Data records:

━━━

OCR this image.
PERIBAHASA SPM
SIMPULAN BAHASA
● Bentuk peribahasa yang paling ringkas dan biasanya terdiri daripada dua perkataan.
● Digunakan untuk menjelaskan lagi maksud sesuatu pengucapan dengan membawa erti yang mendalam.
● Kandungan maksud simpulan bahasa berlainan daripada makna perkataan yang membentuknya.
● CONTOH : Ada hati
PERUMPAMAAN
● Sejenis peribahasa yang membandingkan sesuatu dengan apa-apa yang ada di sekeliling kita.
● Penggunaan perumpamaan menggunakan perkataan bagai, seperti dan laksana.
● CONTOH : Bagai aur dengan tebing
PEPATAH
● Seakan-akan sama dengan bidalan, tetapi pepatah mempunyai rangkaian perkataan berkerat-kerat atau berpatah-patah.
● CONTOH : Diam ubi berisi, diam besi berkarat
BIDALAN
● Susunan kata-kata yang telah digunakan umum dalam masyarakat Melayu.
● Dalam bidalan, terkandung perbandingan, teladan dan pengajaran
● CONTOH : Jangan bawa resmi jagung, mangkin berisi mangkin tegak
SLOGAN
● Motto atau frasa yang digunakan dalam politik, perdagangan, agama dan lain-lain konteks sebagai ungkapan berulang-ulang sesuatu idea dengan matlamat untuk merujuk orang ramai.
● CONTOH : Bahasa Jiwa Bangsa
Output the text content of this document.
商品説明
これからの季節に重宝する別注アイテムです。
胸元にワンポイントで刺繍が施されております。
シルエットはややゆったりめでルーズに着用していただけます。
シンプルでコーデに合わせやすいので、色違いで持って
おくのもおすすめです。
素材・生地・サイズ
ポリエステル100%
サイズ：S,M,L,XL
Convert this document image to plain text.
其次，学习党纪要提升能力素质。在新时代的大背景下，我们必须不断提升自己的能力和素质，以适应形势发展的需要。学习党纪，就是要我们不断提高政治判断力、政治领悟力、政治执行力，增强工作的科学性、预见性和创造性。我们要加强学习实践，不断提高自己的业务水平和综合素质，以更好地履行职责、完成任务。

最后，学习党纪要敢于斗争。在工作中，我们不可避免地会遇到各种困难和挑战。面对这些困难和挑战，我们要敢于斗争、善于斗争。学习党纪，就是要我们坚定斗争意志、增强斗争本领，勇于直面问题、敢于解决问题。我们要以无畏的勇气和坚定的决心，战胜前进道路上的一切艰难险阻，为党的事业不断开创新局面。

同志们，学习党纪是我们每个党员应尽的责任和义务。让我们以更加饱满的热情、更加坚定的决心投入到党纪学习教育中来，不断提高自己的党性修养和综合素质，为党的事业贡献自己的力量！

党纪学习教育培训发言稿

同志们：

━━━

» WHAT YOU SHOULD DO
Starting with the line that contains "Output the text content of this document.", output every line through the end of the listing above, unchanged.

» ANSWER IN FULL
Output the text content of this document.
商品説明
これからの季節に重宝する別注アイテムです。
胸元にワンポイントで刺繍が施されております。
シルエットはややゆったりめでルーズに着用していただけます。
シンプルでコーデに合わせやすいので、色違いで持って
おくのもおすすめです。
素材・生地・サイズ
ポリエステル100%
サイズ：S,M,L,XL
Convert this document image to plain text.
其次，学习党纪要提升能力素质。在新时代的大背景下，我们必须不断提升自己的能力和素质，以适应形势发展的需要。学习党纪，就是要我们不断提高政治判断力、政治领悟力、政治执行力，增强工作的科学性、预见性和创造性。我们要加强学习实践，不断提高自己的业务水平和综合素质，以更好地履行职责、完成任务。

最后，学习党纪要敢于斗争。在工作中，我们不可避免地会遇到各种困难和挑战。面对这些困难和挑战，我们要敢于斗争、善于斗争。学习党纪，就是要我们坚定斗争意志、增强斗争本领，勇于直面问题、敢于解决问题。我们要以无畏的勇气和坚定的决心，战胜前进道路上的一切艰难险阻，为党的事业不断开创新局面。

同志们，学习党纪是我们每个党员应尽的责任和义务。让我们以更加饱满的热情、更加坚定的决心投入到党纪学习教育中来，不断提高自己的党性修养和综合素质，为党的事业贡献自己的力量！

党纪学习教育培训发言稿

同志们：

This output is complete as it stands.